> **STORED DATA**:

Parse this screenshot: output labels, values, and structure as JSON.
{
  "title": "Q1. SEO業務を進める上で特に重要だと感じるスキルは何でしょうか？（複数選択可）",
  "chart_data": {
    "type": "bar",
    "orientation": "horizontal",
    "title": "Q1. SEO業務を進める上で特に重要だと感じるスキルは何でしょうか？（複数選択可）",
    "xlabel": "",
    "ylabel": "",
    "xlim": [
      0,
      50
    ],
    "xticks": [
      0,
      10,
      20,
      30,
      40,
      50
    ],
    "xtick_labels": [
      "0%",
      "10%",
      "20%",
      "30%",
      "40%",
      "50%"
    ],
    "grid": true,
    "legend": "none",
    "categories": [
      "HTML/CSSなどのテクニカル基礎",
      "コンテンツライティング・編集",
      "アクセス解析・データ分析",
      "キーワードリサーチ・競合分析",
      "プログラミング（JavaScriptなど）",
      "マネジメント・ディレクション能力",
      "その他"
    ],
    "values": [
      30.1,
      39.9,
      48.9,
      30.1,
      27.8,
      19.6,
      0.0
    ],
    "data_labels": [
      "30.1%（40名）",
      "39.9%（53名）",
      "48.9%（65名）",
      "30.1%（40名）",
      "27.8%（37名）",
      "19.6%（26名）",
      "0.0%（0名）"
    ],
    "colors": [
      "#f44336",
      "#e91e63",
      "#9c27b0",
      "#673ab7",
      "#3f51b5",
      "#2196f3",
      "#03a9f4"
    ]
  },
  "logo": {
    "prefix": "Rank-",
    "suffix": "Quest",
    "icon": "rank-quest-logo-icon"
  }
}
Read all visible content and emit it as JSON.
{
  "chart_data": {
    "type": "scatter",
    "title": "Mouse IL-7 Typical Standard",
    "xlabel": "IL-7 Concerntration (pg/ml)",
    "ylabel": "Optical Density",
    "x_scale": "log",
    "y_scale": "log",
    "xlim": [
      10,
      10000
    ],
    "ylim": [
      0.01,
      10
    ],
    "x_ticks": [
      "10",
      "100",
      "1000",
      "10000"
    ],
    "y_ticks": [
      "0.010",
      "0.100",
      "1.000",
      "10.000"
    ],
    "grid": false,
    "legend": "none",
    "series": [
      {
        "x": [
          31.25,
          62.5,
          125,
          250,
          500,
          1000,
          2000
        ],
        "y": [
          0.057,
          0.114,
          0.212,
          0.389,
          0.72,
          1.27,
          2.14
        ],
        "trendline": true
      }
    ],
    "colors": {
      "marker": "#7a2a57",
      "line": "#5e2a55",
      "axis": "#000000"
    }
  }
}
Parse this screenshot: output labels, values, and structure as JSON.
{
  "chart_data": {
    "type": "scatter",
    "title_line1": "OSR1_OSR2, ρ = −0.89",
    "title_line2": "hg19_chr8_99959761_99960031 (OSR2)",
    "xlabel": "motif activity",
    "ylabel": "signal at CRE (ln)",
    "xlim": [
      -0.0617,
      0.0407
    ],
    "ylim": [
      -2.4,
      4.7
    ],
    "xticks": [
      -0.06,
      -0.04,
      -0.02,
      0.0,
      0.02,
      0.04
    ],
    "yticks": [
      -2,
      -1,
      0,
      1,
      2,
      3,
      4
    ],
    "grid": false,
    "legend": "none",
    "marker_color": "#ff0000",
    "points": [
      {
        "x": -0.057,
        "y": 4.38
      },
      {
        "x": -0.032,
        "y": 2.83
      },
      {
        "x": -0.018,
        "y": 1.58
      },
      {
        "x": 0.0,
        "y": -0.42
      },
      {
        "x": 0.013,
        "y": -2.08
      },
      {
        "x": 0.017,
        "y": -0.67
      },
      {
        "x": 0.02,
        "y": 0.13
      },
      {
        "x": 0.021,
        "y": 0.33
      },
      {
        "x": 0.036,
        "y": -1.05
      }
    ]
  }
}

> **WORK INSTRUCTIONS**: Your task is to transcribe the listing above in full, exactly as given.

> **SOLUTION TO THIS TASK**:
Parse this screenshot: output labels, values, and structure as JSON.
{
  "title": "Q1. SEO業務を進める上で特に重要だと感じるスキルは何でしょうか？（複数選択可）",
  "chart_data": {
    "type": "bar",
    "orientation": "horizontal",
    "title": "Q1. SEO業務を進める上で特に重要だと感じるスキルは何でしょうか？（複数選択可）",
    "xlabel": "",
    "ylabel": "",
    "xlim": [
      0,
      50
    ],
    "xticks": [
      0,
      10,
      20,
      30,
      40,
      50
    ],
    "xtick_labels": [
      "0%",
      "10%",
      "20%",
      "30%",
      "40%",
      "50%"
    ],
    "grid": true,
    "legend": "none",
    "categories": [
      "HTML/CSSなどのテクニカル基礎",
      "コンテンツライティング・編集",
      "アクセス解析・データ分析",
      "キーワードリサーチ・競合分析",
      "プログラミング（JavaScriptなど）",
      "マネジメント・ディレクション能力",
      "その他"
    ],
    "values": [
      30.1,
      39.9,
      48.9,
      30.1,
      27.8,
      19.6,
      0.0
    ],
    "data_labels": [
      "30.1%（40名）",
      "39.9%（53名）",
      "48.9%（65名）",
      "30.1%（40名）",
      "27.8%（37名）",
      "19.6%（26名）",
      "0.0%（0名）"
    ],
    "colors": [
      "#f44336",
      "#e91e63",
      "#9c27b0",
      "#673ab7",
      "#3f51b5",
      "#2196f3",
      "#03a9f4"
    ]
  },
  "logo": {
    "prefix": "Rank-",
    "suffix": "Quest",
    "icon": "rank-quest-logo-icon"
  }
}
Read all visible content and emit it as JSON.
{
  "chart_data": {
    "type": "scatter",
    "title": "Mouse IL-7 Typical Standard",
    "xlabel": "IL-7 Concerntration (pg/ml)",
    "ylabel": "Optical Density",
    "x_scale": "log",
    "y_scale": "log",
    "xlim": [
      10,
      10000
    ],
    "ylim": [
      0.01,
      10
    ],
    "x_ticks": [
      "10",
      "100",
      "1000",
      "10000"
    ],
    "y_ticks": [
      "0.010",
      "0.100",
      "1.000",
      "10.000"
    ],
    "grid": false,
    "legend": "none",
    "series": [
      {
        "x": [
          31.25,
          62.5,
          125,
          250,
          500,
          1000,
          2000
        ],
        "y": [
          0.057,
          0.114,
          0.212,
          0.389,
          0.72,
          1.27,
          2.14
        ],
        "trendline": true
      }
    ],
    "colors": {
      "marker": "#7a2a57",
      "line": "#5e2a55",
      "axis": "#000000"
    }
  }
}
Parse this screenshot: output labels, values, and structure as JSON.
{
  "chart_data": {
    "type": "scatter",
    "title_line1": "OSR1_OSR2, ρ = −0.89",
    "title_line2": "hg19_chr8_99959761_99960031 (OSR2)",
    "xlabel": "motif activity",
    "ylabel": "signal at CRE (ln)",
    "xlim": [
      -0.0617,
      0.0407
    ],
    "ylim": [
      -2.4,
      4.7
    ],
    "xticks": [
      -0.06,
      -0.04,
      -0.02,
      0.0,
      0.02,
      0.04
    ],
    "yticks": [
      -2,
      -1,
      0,
      1,
      2,
      3,
      4
    ],
    "grid": false,
    "legend": "none",
    "marker_color": "#ff0000",
    "points": [
      {
        "x": -0.057,
        "y": 4.38
      },
      {
        "x": -0.032,
        "y": 2.83
      },
      {
        "x": -0.018,
        "y": 1.58
      },
      {
        "x": 0.0,
        "y": -0.42
      },
      {
        "x": 0.013,
        "y": -2.08
      },
      {
        "x": 0.017,
        "y": -0.67
      },
      {
        "x": 0.02,
        "y": 0.13
      },
      {
        "x": 0.021,
        "y": 0.33
      },
      {
        "x": 0.036,
        "y": -1.05
      }
    ]
  }
}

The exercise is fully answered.